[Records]
= = =
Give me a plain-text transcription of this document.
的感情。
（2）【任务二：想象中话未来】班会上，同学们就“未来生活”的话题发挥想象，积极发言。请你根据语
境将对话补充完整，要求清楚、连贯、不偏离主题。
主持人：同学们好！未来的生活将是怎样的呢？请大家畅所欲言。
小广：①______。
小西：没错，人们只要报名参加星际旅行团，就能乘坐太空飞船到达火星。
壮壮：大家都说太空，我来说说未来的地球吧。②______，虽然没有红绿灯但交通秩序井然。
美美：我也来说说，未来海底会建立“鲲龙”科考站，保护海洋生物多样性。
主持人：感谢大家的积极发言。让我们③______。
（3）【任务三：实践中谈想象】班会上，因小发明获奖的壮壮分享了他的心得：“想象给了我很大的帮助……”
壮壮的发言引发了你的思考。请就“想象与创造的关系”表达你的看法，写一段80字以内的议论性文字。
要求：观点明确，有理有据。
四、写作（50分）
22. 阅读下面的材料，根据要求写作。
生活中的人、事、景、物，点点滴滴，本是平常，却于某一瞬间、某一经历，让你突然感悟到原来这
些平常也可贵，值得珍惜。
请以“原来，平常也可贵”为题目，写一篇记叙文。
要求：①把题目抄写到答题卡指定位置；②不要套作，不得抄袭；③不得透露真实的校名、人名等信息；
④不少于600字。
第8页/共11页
= = =
--- Required task ---
Retype the whole listing above exactly.

--- Solution ---
Give me a plain-text transcription of this document.
的感情。
（2）【任务二：想象中话未来】班会上，同学们就“未来生活”的话题发挥想象，积极发言。请你根据语
境将对话补充完整，要求清楚、连贯、不偏离主题。
主持人：同学们好！未来的生活将是怎样的呢？请大家畅所欲言。
小广：①______。
小西：没错，人们只要报名参加星际旅行团，就能乘坐太空飞船到达火星。
壮壮：大家都说太空，我来说说未来的地球吧。②______，虽然没有红绿灯但交通秩序井然。
美美：我也来说说，未来海底会建立“鲲龙”科考站，保护海洋生物多样性。
主持人：感谢大家的积极发言。让我们③______。
（3）【任务三：实践中谈想象】班会上，因小发明获奖的壮壮分享了他的心得：“想象给了我很大的帮助……”
壮壮的发言引发了你的思考。请就“想象与创造的关系”表达你的看法，写一段80字以内的议论性文字。
要求：观点明确，有理有据。
四、写作（50分）
22. 阅读下面的材料，根据要求写作。
生活中的人、事、景、物，点点滴滴，本是平常，却于某一瞬间、某一经历，让你突然感悟到原来这
些平常也可贵，值得珍惜。
请以“原来，平常也可贵”为题目，写一篇记叙文。
要求：①把题目抄写到答题卡指定位置；②不要套作，不得抄袭；③不得透露真实的校名、人名等信息；
④不少于600字。
第8页/共11页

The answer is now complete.